#### [What is asked]
Work out how many lines of the records hold the string "down", and reply with that number alone.

#### [Material for the task]
━━━

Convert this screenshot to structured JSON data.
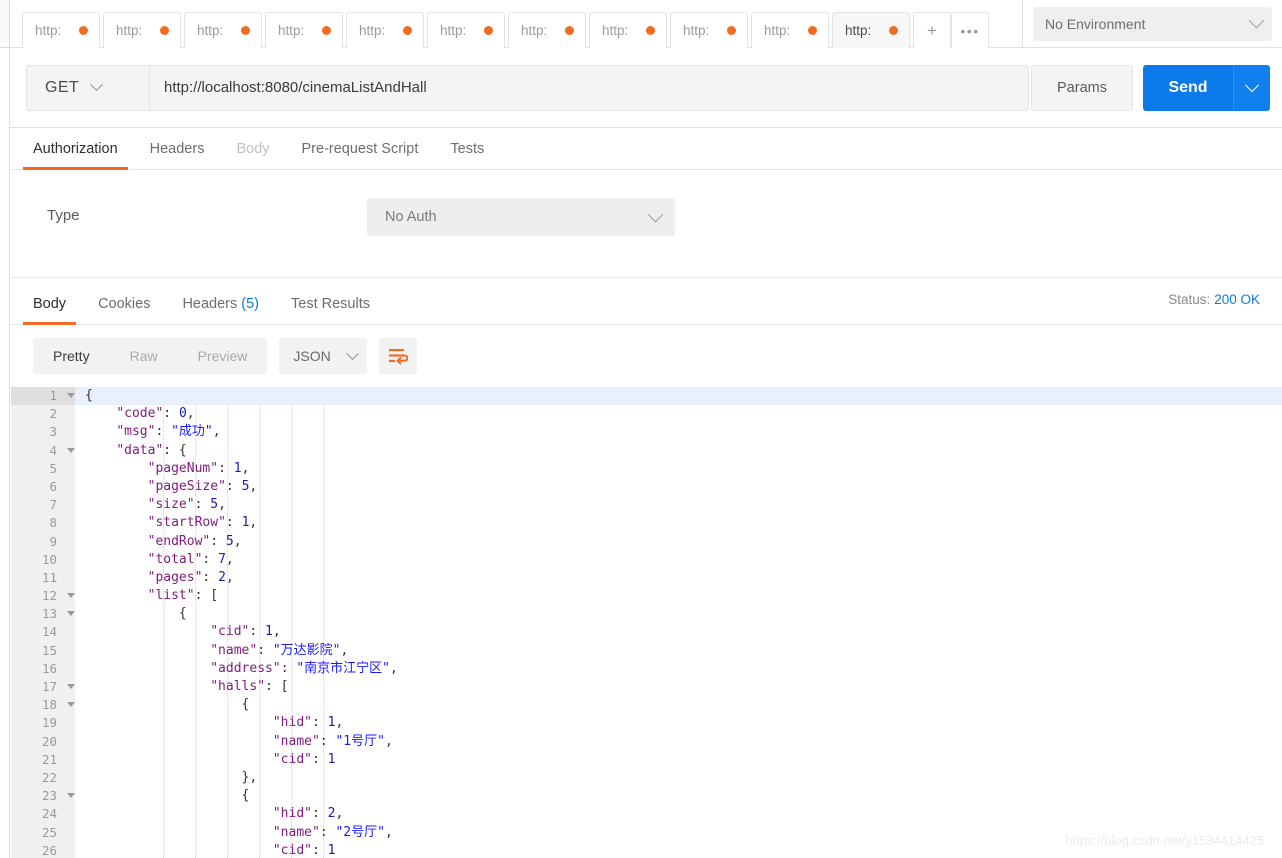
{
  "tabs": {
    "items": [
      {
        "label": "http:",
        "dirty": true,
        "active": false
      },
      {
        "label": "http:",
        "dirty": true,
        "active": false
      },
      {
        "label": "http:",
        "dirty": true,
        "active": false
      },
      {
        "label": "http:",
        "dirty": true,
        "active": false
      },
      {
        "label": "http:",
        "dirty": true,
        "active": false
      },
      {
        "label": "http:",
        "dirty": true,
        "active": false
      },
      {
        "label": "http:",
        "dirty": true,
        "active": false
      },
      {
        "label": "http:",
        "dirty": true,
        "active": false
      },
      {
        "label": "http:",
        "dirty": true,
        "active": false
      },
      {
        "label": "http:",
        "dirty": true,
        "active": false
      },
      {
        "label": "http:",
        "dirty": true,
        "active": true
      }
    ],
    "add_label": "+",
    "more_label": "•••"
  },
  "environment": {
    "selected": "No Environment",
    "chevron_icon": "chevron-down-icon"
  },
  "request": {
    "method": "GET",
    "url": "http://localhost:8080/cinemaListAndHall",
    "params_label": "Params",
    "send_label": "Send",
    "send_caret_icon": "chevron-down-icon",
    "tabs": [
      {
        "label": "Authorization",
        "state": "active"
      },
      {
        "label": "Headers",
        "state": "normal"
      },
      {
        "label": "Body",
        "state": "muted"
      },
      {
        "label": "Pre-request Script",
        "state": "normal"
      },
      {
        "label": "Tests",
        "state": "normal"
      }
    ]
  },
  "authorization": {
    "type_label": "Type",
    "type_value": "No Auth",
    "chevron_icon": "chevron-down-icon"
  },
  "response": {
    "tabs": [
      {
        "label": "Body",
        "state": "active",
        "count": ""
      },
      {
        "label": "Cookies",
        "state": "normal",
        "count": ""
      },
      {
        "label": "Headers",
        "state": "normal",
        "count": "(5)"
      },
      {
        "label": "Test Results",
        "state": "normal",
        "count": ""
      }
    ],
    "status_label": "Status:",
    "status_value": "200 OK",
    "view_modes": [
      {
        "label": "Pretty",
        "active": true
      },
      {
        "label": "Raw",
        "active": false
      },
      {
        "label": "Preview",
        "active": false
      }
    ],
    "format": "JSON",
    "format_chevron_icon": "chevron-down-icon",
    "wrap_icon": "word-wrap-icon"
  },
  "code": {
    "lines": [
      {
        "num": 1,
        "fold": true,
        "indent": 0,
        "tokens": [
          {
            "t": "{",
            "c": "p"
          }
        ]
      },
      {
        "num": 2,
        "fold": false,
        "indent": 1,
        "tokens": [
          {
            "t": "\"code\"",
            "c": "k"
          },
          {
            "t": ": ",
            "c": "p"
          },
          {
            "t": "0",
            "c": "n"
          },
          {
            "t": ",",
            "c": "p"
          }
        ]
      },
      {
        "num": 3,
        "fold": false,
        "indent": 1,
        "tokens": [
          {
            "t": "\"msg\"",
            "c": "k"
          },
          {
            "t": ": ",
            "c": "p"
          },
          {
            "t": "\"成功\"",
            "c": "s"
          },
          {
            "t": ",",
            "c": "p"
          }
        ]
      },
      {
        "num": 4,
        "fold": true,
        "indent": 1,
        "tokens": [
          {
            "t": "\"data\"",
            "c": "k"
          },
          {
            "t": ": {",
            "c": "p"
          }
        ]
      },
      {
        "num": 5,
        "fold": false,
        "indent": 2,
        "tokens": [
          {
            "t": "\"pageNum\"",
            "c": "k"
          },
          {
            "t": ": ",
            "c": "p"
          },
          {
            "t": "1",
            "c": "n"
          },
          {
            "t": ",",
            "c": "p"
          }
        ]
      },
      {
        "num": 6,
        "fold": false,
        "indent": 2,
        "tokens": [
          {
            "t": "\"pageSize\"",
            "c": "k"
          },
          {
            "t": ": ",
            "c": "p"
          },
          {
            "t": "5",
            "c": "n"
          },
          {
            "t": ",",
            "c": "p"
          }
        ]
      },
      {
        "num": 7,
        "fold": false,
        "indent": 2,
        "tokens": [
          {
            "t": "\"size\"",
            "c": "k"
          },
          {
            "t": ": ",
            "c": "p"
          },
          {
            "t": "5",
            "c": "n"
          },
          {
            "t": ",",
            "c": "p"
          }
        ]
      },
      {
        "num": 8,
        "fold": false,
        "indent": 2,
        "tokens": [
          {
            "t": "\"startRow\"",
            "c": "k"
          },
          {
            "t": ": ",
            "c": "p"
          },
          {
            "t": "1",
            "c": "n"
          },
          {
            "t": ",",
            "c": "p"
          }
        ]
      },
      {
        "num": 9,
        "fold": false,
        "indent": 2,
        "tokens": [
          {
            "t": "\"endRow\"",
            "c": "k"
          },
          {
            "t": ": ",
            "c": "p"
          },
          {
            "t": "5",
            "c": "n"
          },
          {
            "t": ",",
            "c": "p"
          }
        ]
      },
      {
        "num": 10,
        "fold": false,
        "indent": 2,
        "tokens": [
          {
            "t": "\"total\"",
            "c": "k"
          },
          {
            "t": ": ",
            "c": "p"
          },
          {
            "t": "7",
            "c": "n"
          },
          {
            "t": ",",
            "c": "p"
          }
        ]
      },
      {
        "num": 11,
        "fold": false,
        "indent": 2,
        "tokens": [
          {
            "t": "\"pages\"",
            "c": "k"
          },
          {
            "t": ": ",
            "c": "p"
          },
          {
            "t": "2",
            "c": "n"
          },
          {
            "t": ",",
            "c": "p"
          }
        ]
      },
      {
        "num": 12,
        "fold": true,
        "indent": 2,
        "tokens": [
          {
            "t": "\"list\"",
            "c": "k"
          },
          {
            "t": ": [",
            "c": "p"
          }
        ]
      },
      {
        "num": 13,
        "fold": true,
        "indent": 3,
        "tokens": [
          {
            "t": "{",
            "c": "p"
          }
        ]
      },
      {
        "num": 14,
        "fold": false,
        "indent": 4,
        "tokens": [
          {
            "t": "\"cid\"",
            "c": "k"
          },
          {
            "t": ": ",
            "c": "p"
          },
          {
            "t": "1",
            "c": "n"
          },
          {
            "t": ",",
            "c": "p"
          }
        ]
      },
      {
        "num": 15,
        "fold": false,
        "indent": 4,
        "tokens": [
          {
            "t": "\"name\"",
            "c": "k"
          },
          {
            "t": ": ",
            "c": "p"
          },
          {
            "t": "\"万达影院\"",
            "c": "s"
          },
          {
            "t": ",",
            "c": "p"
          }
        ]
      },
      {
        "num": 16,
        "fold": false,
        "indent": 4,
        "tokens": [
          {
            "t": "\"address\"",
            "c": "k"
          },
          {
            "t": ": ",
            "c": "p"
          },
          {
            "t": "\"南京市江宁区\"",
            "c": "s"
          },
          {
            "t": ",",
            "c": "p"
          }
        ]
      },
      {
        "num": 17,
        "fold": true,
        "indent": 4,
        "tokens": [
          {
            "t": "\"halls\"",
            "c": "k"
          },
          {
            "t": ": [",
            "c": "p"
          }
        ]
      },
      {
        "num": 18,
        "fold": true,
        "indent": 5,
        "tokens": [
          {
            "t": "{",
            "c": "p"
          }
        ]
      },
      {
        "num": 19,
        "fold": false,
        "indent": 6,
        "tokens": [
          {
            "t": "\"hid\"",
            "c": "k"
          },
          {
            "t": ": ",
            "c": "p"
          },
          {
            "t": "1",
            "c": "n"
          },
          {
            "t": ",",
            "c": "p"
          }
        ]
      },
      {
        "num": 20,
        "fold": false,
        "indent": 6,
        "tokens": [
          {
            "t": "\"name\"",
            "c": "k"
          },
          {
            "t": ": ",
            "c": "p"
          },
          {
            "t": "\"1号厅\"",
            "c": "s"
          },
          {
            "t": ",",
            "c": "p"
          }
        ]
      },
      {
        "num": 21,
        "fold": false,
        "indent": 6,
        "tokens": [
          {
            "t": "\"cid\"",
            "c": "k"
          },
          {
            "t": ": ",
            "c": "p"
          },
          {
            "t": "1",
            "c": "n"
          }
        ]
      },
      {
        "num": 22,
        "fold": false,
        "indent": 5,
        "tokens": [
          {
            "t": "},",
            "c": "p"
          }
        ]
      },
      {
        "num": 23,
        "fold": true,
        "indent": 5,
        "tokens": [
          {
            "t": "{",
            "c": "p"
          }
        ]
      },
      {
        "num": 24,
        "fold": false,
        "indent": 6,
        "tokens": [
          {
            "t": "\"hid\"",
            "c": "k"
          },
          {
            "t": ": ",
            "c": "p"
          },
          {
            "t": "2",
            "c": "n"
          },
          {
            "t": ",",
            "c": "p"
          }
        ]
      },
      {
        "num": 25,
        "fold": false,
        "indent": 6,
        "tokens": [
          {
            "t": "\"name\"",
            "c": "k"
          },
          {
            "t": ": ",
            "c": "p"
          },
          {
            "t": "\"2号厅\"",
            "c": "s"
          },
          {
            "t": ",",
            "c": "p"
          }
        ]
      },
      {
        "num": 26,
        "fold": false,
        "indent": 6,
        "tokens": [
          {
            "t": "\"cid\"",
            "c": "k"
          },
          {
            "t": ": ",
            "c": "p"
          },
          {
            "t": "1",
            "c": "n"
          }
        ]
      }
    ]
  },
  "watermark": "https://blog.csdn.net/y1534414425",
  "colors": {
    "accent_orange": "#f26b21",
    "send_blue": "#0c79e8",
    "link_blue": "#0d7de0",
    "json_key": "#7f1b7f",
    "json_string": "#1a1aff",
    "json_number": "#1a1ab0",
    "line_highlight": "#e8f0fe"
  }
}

━━━

#### [Problem solution]
4